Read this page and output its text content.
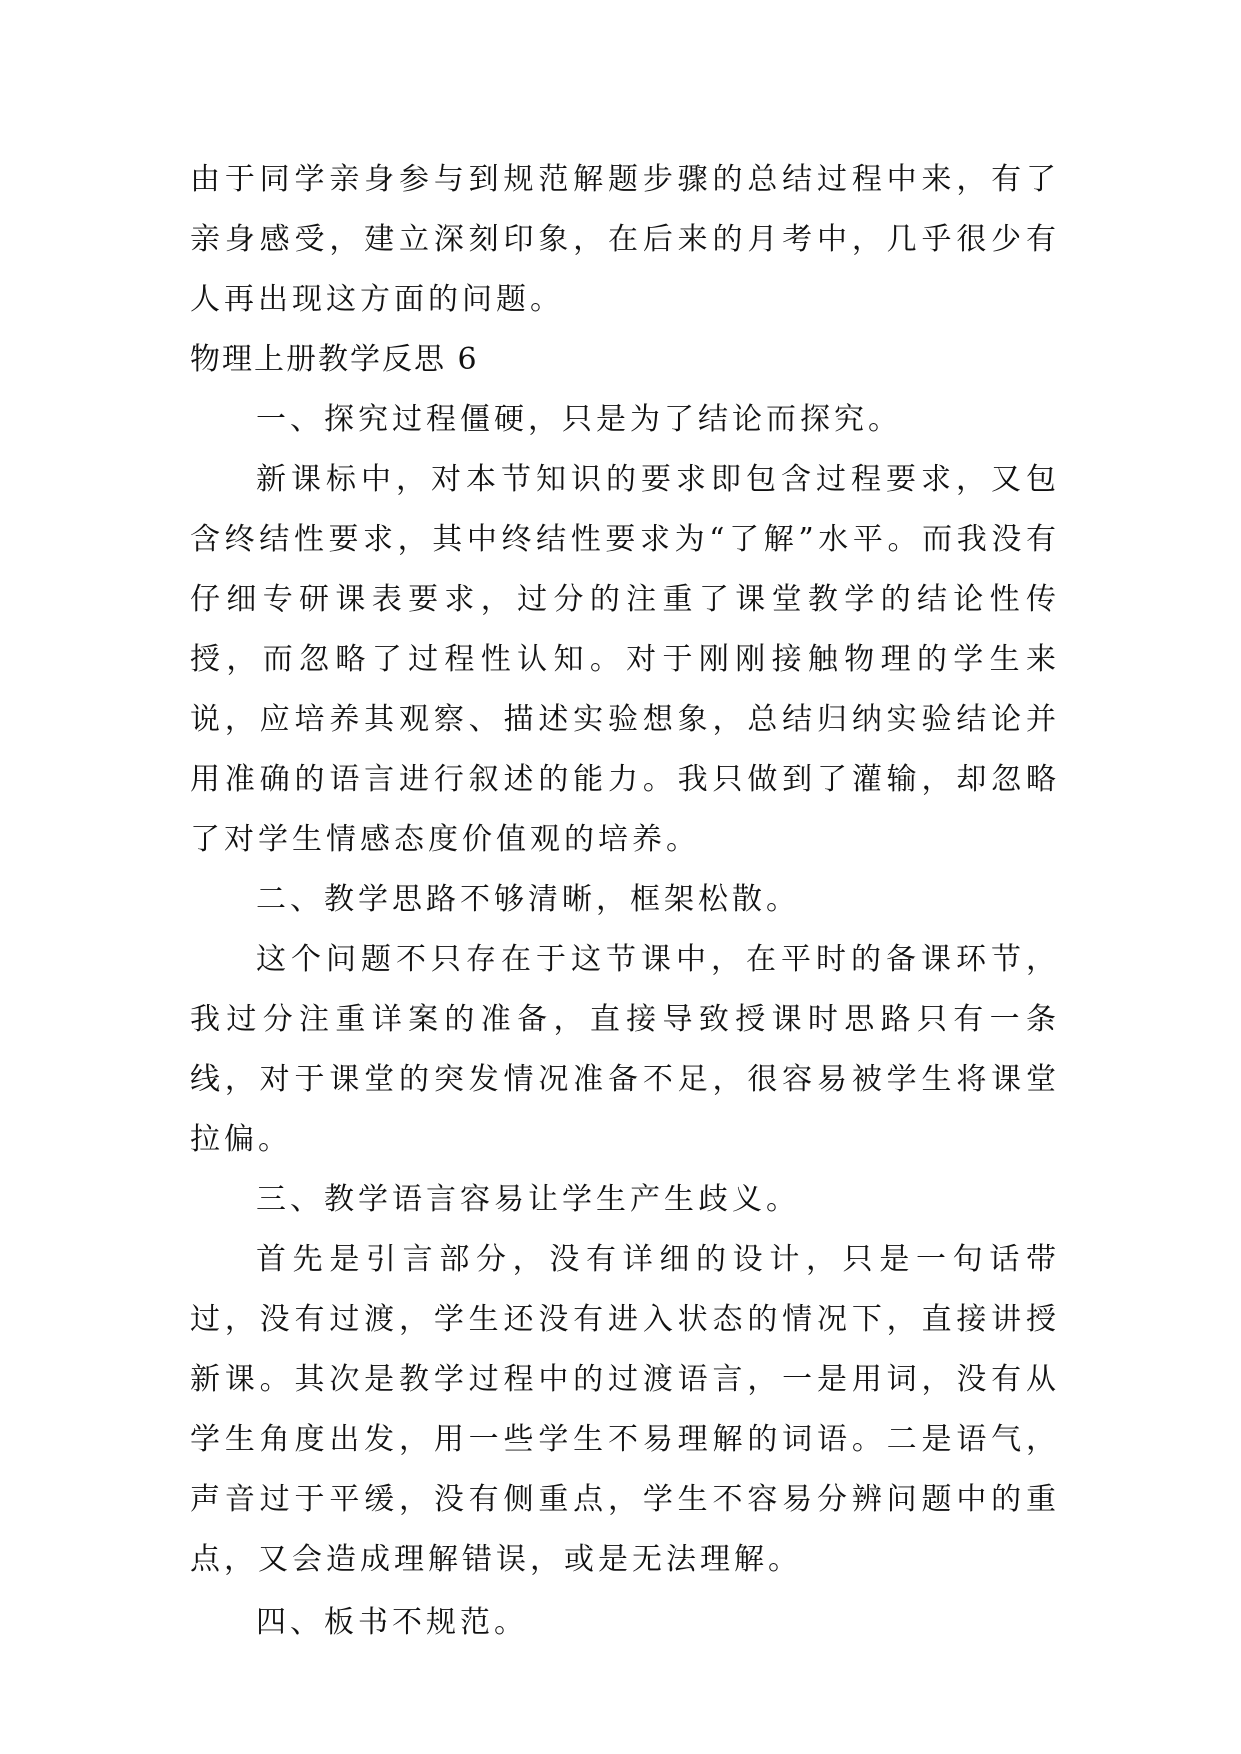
由于同学亲身参与到规范解题步骤的总结过程中来，有了亲身感受，建立深刻印象，在后来的月考中，几乎很少有人再出现这方面的问题。

物理上册教学反思 6

一、探究过程僵硬，只是为了结论而探究。

新课标中，对本节知识的要求即包含过程要求，又包含终结性要求，其中终结性要求为“了解”水平。而我没有仔细专研课表要求，过分的注重了课堂教学的结论性传授，而忽略了过程性认知。对于刚刚接触物理的学生来说，应培养其观察、描述实验想象，总结归纳实验结论并用准确的语言进行叙述的能力。我只做到了灌输，却忽略了对学生情感态度价值观的培养。

二、教学思路不够清晰，框架松散。

这个问题不只存在于这节课中，在平时的备课环节，我过分注重详案的准备，直接导致授课时思路只有一条线，对于课堂的突发情况准备不足，很容易被学生将课堂拉偏。

三、教学语言容易让学生产生歧义。

首先是引言部分，没有详细的设计，只是一句话带过，没有过渡，学生还没有进入状态的情况下，直接讲授新课。其次是教学过程中的过渡语言，一是用词，没有从学生角度出发，用一些学生不易理解的词语。二是语气，声音过于平缓，没有侧重点，学生不容易分辨问题中的重点，又会造成理解错误，或是无法理解。

四、板书不规范。
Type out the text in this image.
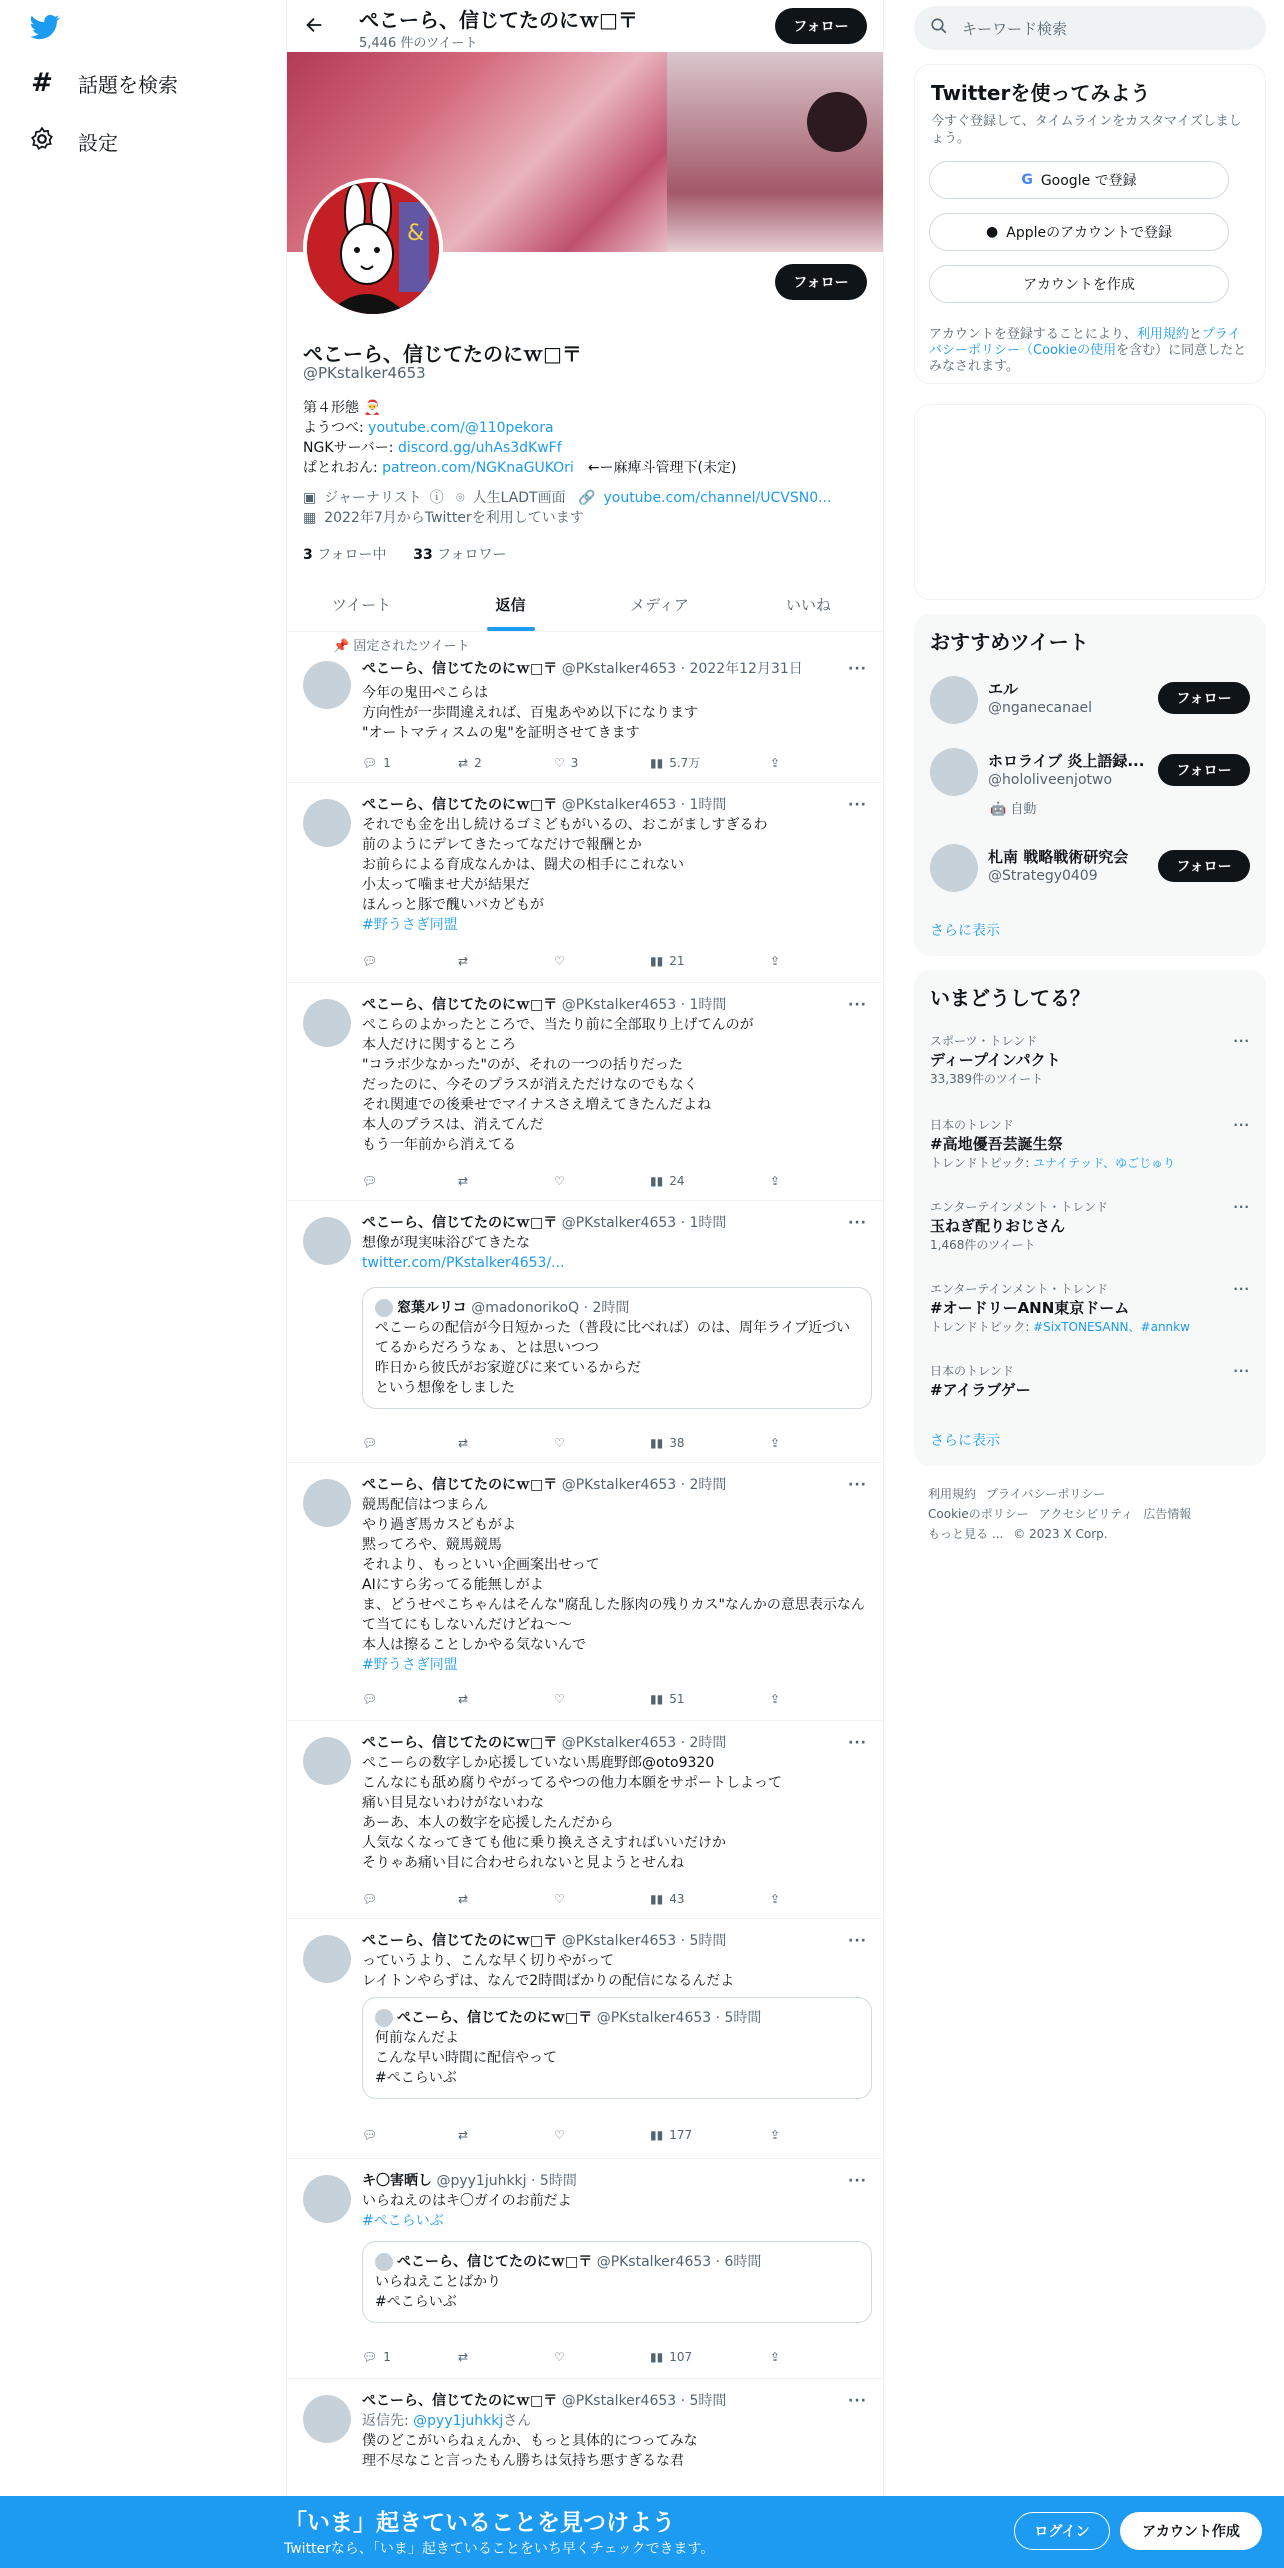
# 話題を検索
設定
ぺこーら、信じてたのにｗ□〒
5,446 件のツイート
フォロー
&
フォロー
ぺこーら、信じてたのにｗ□〒
@PKstalker4653
第４形態 🎅
ようつべ: youtube.com/@110pekora
NGKサーバー: discord.gg/uhAs3dKwFf
ぱとれおん: patreon.com/NGKnaGUKOri　←ー麻痺斗管理下(未定)
▣ ジャーナリスト ⓘ ⌾ 人生LADT画面 🔗 youtube.com/channel/UCVSN0...
▦ 2022年7月からTwitterを利用しています
3 フォロー中 33 フォロワー
ツイート	返信	メディア	いいね
📌 固定されたツイート
ぺこーら、信じてたのにｗ□〒 @PKstalker4653 · 2022年12月31日	···
今年の鬼田ぺこらは
方向性が一歩間違えれば、百鬼あやめ以下になります
"オートマティスムの鬼"を証明させてきます
💬︎ 1	⇄ 2	♡ 3	▮▮ 5.7万	⇪
ぺこーら、信じてたのにｗ□〒 @PKstalker4653 · 1時間	···
それでも金を出し続けるゴミどもがいるの、おこがましすぎるわ
前のようにデレてきたってなだけで報酬とか
お前らによる育成なんかは、闘犬の相手にこれない
小太って噛ませ犬が結果だ
ほんっと豚で醜いバカどもが
#野うさぎ同盟
💬︎	⇄	♡	▮▮ 21	⇪
ぺこーら、信じてたのにｗ□〒 @PKstalker4653 · 1時間	···
ぺこらのよかったところで、当たり前に全部取り上げてんのが
本人だけに関するところ
"コラボ少なかった"のが、それの一つの括りだった
だったのに、今そのプラスが消えただけなのでもなく
それ関連での後乗せでマイナスさえ増えてきたんだよね
本人のプラスは、消えてんだ
もう一年前から消えてる
💬︎	⇄	♡	▮▮ 24	⇪
ぺこーら、信じてたのにｗ□〒 @PKstalker4653 · 1時間	···
想像が現実味浴びてきたな
twitter.com/PKstalker4653/...
窓葉ルリコ @madonorikoQ · 2時間
ぺこーらの配信が今日短かった（普段に比べれば）のは、周年ライブ近づいてるからだろうなぁ、とは思いつつ
昨日から彼氏がお家遊びに来ているからだ
という想像をしました
💬︎	⇄	♡	▮▮ 38	⇪
ぺこーら、信じてたのにｗ□〒 @PKstalker4653 · 2時間	···
競馬配信はつまらん
やり過ぎ馬カスどもがよ
黙ってろや、競馬競馬
それより、もっといい企画案出せって
AIにすら劣ってる能無しがよ
ま、どうせぺこちゃんはそんな"腐乱した豚肉の残りカス"なんかの意思表示なんて当てにもしないんだけどね〜〜
本人は擦ることしかやる気ないんで
#野うさぎ同盟
💬︎	⇄	♡	▮▮ 51	⇪
ぺこーら、信じてたのにｗ□〒 @PKstalker4653 · 2時間	···
ぺこーらの数字しか応援していない馬鹿野郎@oto9320
こんなにも舐め腐りやがってるやつの他力本願をサポートしよって
痛い目見ないわけがないわな
あーあ、本人の数字を応援したんだから
人気なくなってきても他に乗り換えさえすればいいだけか
そりゃあ痛い目に合わせられないと見ようとせんね
💬︎	⇄	♡	▮▮ 43	⇪
ぺこーら、信じてたのにｗ□〒 @PKstalker4653 · 5時間	···
っていうより、こんな早く切りやがって
レイトンやらずは、なんで2時間ばかりの配信になるんだよ
ぺこーら、信じてたのにｗ□〒 @PKstalker4653 · 5時間
何前なんだよ
こんな早い時間に配信やって
#ぺこらいぶ
💬︎	⇄	♡	▮▮ 177	⇪
キ〇害晒し @pyy1juhkkj · 5時間	···
いらねえのはキ〇ガイのお前だよ
#ぺこらいぶ
ぺこーら、信じてたのにｗ□〒 @PKstalker4653 · 6時間
いらねえことばかり
#ぺこらいぶ
💬︎ 1	⇄	♡	▮▮ 107	⇪
ぺこーら、信じてたのにｗ□〒 @PKstalker4653 · 5時間	···
返信先: @pyy1juhkkjさん
僕のどこがいらねぇんか、もっと具体的につってみな
理不尽なこと言ったもん勝ちは気持ち悪すぎるな君
キーワード検索
Twitterを使ってみよう
今すぐ登録して、タイムラインをカスタマイズしましょう。
G Google で登録
● Appleのアカウントで登録
アカウントを作成
アカウントを登録することにより、利用規約とプライバシーポリシー（Cookieの使用を含む）に同意したとみなされます。
おすすめツイート
エル
@nganecanael
フォロー
ホロライブ 炎上語録...
@hololiveenjotwo
🤖 自動
フォロー
札南 戦略戦術研究会
@Strategy0409
フォロー
さらに表示
いまどうしてる？
スポーツ・トレンド
ディープインパクト
33,389件のツイート
···
日本のトレンド
#高地優吾芸誕生祭
トレンドトピック: ユナイテッド、ゆごじゅり
···
エンターテインメント・トレンド
玉ねぎ配りおじさん
1,468件のツイート
···
エンターテインメント・トレンド
#オードリーANN東京ドーム
トレンドトピック: #SixTONESANN、#annkw
···
日本のトレンド
#アイラブゲー
···
さらに表示
利用規約 プライバシーポリシー
Cookieのポリシー アクセシビリティ 広告情報
もっと見る ... © 2023 X Corp.
「いま」起きていることを見つけよう
Twitterなら、「いま」起きていることをいち早くチェックできます。
ログイン	アカウント作成
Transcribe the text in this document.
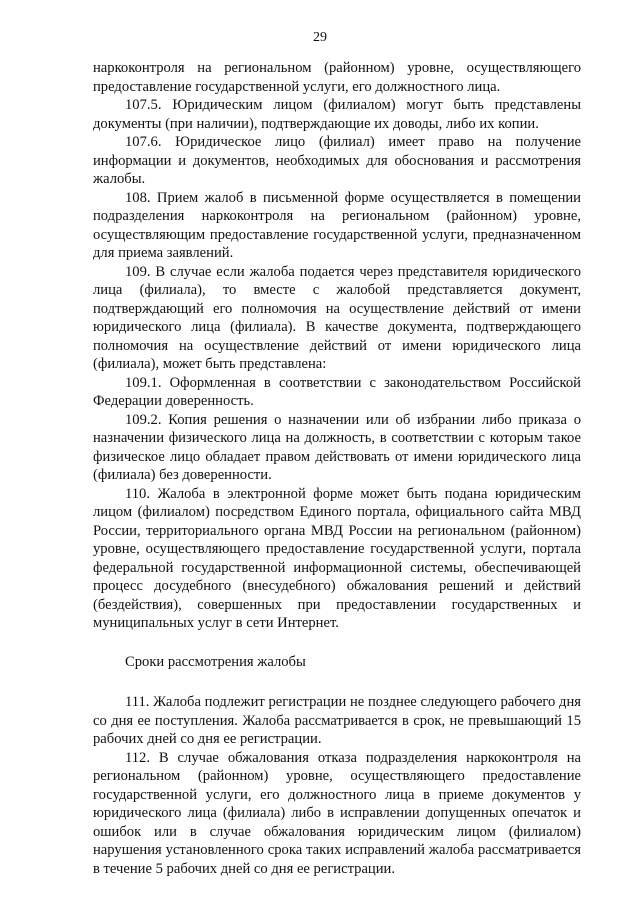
29

наркоконтроля на региональном (районном) уровне, осуществляющего предоставление государственной услуги, его должностного лица.

107.5. Юридическим лицом (филиалом) могут быть представлены документы (при наличии), подтверждающие их доводы, либо их копии.

107.6. Юридическое лицо (филиал) имеет право на получение информации и документов, необходимых для обоснования и рассмотрения жалобы.

108. Прием жалоб в письменной форме осуществляется в помещении подразделения наркоконтроля на региональном (районном) уровне, осуществляющим предоставление государственной услуги, предназначенном для приема заявлений.

109. В случае если жалоба подается через представителя юридического лица (филиала), то вместе с жалобой представляется документ, подтверждающий его полномочия на осуществление действий от имени юридического лица (филиала). В качестве документа, подтверждающего полномочия на осуществление действий от имени юридического лица (филиала), может быть представлена:

109.1. Оформленная в соответствии с законодательством Российской Федерации доверенность.

109.2. Копия решения о назначении или об избрании либо приказа о назначении физического лица на должность, в соответствии с которым такое физическое лицо обладает правом действовать от имени юридического лица (филиала) без доверенности.

110. Жалоба в электронной форме может быть подана юридическим лицом (филиалом) посредством Единого портала, официального сайта МВД России, территориального органа МВД России на региональном (районном) уровне, осуществляющего предоставление государственной услуги, портала федеральной государственной информационной системы, обеспечивающей процесс досудебного (внесудебного) обжалования решений и действий (бездействия), совершенных при предоставлении государственных и муниципальных услуг в сети Интернет.

Сроки рассмотрения жалобы

111. Жалоба подлежит регистрации не позднее следующего рабочего дня со дня ее поступления. Жалоба рассматривается в срок, не превышающий 15 рабочих дней со дня ее регистрации.

112. В случае обжалования отказа подразделения наркоконтроля на региональном (районном) уровне, осуществляющего предоставление государственной услуги, его должностного лица в приеме документов у юридического лица (филиала) либо в исправлении допущенных опечаток и ошибок или в случае обжалования юридическим лицом (филиалом) нарушения установленного срока таких исправлений жалоба рассматривается в течение 5 рабочих дней со дня ее регистрации.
══════
-- Aim --
Each line in the entries above that includes the string "жалобы" should be extracted.

-- Reply --
107.6. Юридическое лицо (филиал) имеет право на получение информации и документов, необходимых для обоснования и рассмотрения жалобы.
Сроки рассмотрения жалобы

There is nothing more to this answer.